**Your task**:
Duplicate the following lines verbatim.

[Stored entries]
+ + + +
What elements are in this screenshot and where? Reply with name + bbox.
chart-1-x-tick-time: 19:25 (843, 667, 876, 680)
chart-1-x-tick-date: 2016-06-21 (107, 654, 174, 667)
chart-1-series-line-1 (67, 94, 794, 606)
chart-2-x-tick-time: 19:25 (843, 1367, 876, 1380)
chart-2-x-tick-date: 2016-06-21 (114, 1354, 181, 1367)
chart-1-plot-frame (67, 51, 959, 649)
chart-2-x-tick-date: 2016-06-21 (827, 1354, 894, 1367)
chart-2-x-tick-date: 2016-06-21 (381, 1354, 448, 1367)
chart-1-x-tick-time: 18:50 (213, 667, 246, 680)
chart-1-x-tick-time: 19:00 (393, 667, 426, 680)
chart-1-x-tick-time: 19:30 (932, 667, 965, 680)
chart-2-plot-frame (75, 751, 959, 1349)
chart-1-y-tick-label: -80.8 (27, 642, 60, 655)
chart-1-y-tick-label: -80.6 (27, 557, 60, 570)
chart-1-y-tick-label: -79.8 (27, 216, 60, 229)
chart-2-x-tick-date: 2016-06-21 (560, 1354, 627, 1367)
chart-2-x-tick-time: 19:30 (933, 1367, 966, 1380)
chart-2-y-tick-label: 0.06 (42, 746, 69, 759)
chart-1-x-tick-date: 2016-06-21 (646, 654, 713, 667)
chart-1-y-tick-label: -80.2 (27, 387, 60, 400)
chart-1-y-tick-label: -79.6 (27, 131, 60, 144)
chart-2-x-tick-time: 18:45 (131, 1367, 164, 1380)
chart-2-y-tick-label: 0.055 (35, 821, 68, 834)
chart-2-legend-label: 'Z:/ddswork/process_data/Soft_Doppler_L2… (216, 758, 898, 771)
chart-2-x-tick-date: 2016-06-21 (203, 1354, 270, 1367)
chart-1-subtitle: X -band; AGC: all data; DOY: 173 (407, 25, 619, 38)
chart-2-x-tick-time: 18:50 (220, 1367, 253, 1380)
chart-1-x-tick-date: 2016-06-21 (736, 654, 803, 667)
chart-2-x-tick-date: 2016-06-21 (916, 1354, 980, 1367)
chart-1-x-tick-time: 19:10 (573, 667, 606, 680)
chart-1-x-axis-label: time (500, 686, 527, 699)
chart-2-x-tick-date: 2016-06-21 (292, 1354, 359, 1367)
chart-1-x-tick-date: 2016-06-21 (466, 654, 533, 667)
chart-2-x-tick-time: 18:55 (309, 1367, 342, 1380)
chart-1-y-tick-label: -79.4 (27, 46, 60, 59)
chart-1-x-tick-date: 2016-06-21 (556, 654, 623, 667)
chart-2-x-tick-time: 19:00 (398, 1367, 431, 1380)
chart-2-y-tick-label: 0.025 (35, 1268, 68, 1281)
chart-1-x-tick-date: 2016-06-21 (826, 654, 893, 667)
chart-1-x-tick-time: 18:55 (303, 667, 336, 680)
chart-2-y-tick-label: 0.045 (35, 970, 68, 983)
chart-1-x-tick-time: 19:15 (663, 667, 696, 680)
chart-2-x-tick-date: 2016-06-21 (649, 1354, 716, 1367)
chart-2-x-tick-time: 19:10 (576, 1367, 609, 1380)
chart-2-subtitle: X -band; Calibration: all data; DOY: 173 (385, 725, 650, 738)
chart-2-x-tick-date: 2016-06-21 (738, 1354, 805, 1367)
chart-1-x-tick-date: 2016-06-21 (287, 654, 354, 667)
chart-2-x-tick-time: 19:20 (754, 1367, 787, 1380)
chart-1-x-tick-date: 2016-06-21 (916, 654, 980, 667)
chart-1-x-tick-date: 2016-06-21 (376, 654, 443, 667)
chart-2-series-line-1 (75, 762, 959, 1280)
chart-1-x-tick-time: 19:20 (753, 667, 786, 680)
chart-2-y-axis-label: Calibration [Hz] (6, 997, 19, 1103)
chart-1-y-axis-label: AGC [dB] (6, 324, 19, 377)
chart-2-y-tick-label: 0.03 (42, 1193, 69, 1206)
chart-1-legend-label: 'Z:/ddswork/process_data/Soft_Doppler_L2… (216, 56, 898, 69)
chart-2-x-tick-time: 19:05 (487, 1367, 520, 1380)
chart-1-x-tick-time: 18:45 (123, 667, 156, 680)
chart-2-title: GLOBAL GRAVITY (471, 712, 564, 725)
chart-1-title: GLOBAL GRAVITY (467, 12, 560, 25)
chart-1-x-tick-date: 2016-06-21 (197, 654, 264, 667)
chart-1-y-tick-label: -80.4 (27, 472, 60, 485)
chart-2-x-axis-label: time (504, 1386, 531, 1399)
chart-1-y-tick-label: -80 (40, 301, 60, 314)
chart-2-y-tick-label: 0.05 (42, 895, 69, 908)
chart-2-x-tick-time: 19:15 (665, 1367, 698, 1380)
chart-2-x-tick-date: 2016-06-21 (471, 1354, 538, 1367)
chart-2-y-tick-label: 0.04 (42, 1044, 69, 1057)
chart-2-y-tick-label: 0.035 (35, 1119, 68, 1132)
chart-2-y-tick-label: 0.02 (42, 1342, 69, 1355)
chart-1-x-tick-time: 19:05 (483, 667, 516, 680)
+ + + +
**Task response**:
What elements are in this screenshot and where? Reply with name + bbox.
chart-1-x-tick-time: 19:25 (843, 667, 876, 680)
chart-1-x-tick-date: 2016-06-21 (107, 654, 174, 667)
chart-1-series-line-1 (67, 94, 794, 606)
chart-2-x-tick-time: 19:25 (843, 1367, 876, 1380)
chart-2-x-tick-date: 2016-06-21 (114, 1354, 181, 1367)
chart-1-plot-frame (67, 51, 959, 649)
chart-2-x-tick-date: 2016-06-21 (827, 1354, 894, 1367)
chart-2-x-tick-date: 2016-06-21 (381, 1354, 448, 1367)
chart-1-x-tick-time: 18:50 (213, 667, 246, 680)
chart-1-x-tick-time: 19:00 (393, 667, 426, 680)
chart-1-x-tick-time: 19:30 (932, 667, 965, 680)
chart-2-plot-frame (75, 751, 959, 1349)
chart-1-y-tick-label: -80.8 (27, 642, 60, 655)
chart-1-y-tick-label: -80.6 (27, 557, 60, 570)
chart-1-y-tick-label: -79.8 (27, 216, 60, 229)
chart-2-x-tick-date: 2016-06-21 (560, 1354, 627, 1367)
chart-2-x-tick-time: 19:30 (933, 1367, 966, 1380)
chart-2-y-tick-label: 0.06 (42, 746, 69, 759)
chart-1-x-tick-date: 2016-06-21 (646, 654, 713, 667)
chart-1-y-tick-label: -80.2 (27, 387, 60, 400)
chart-1-y-tick-label: -79.6 (27, 131, 60, 144)
chart-2-x-tick-time: 18:45 (131, 1367, 164, 1380)
chart-2-y-tick-label: 0.055 (35, 821, 68, 834)
chart-2-legend-label: 'Z:/ddswork/process_data/Soft_Doppler_L2… (216, 758, 898, 771)
chart-2-x-tick-date: 2016-06-21 (203, 1354, 270, 1367)
chart-1-subtitle: X -band; AGC: all data; DOY: 173 (407, 25, 619, 38)
chart-2-x-tick-time: 18:50 (220, 1367, 253, 1380)
chart-1-x-tick-date: 2016-06-21 (736, 654, 803, 667)
chart-2-x-tick-date: 2016-06-21 (916, 1354, 980, 1367)
chart-1-x-tick-time: 19:10 (573, 667, 606, 680)
chart-1-x-axis-label: time (500, 686, 527, 699)
chart-2-x-tick-date: 2016-06-21 (292, 1354, 359, 1367)
chart-1-x-tick-date: 2016-06-21 (466, 654, 533, 667)
chart-2-x-tick-time: 18:55 (309, 1367, 342, 1380)
chart-1-y-tick-label: -79.4 (27, 46, 60, 59)
chart-1-x-tick-date: 2016-06-21 (556, 654, 623, 667)
chart-2-x-tick-time: 19:00 (398, 1367, 431, 1380)
chart-2-y-tick-label: 0.025 (35, 1268, 68, 1281)
chart-1-x-tick-date: 2016-06-21 (826, 654, 893, 667)
chart-1-x-tick-time: 18:55 (303, 667, 336, 680)
chart-2-y-tick-label: 0.045 (35, 970, 68, 983)
chart-1-x-tick-time: 19:15 (663, 667, 696, 680)
chart-2-x-tick-date: 2016-06-21 (649, 1354, 716, 1367)
chart-2-x-tick-time: 19:10 (576, 1367, 609, 1380)
chart-2-subtitle: X -band; Calibration: all data; DOY: 173 (385, 725, 650, 738)
chart-2-x-tick-date: 2016-06-21 (738, 1354, 805, 1367)
chart-1-x-tick-date: 2016-06-21 (287, 654, 354, 667)
chart-2-x-tick-time: 19:20 (754, 1367, 787, 1380)
chart-1-x-tick-date: 2016-06-21 (916, 654, 980, 667)
chart-1-x-tick-date: 2016-06-21 (376, 654, 443, 667)
chart-2-series-line-1 (75, 762, 959, 1280)
chart-1-x-tick-time: 19:20 (753, 667, 786, 680)
chart-2-y-axis-label: Calibration [Hz] (6, 997, 19, 1103)
chart-1-y-axis-label: AGC [dB] (6, 324, 19, 377)
chart-2-y-tick-label: 0.03 (42, 1193, 69, 1206)
chart-1-legend-label: 'Z:/ddswork/process_data/Soft_Doppler_L2… (216, 56, 898, 69)
chart-2-x-tick-time: 19:05 (487, 1367, 520, 1380)
chart-1-x-tick-time: 18:45 (123, 667, 156, 680)
chart-2-title: GLOBAL GRAVITY (471, 712, 564, 725)
chart-1-title: GLOBAL GRAVITY (467, 12, 560, 25)
chart-1-x-tick-date: 2016-06-21 (197, 654, 264, 667)
chart-1-y-tick-label: -80.4 (27, 472, 60, 485)
chart-2-x-axis-label: time (504, 1386, 531, 1399)
chart-1-y-tick-label: -80 (40, 301, 60, 314)
chart-2-y-tick-label: 0.05 (42, 895, 69, 908)
chart-2-x-tick-time: 19:15 (665, 1367, 698, 1380)
chart-2-x-tick-date: 2016-06-21 (471, 1354, 538, 1367)
chart-2-y-tick-label: 0.04 (42, 1044, 69, 1057)
chart-2-y-tick-label: 0.035 (35, 1119, 68, 1132)
chart-2-y-tick-label: 0.02 (42, 1342, 69, 1355)
chart-1-x-tick-time: 19:05 (483, 667, 516, 680)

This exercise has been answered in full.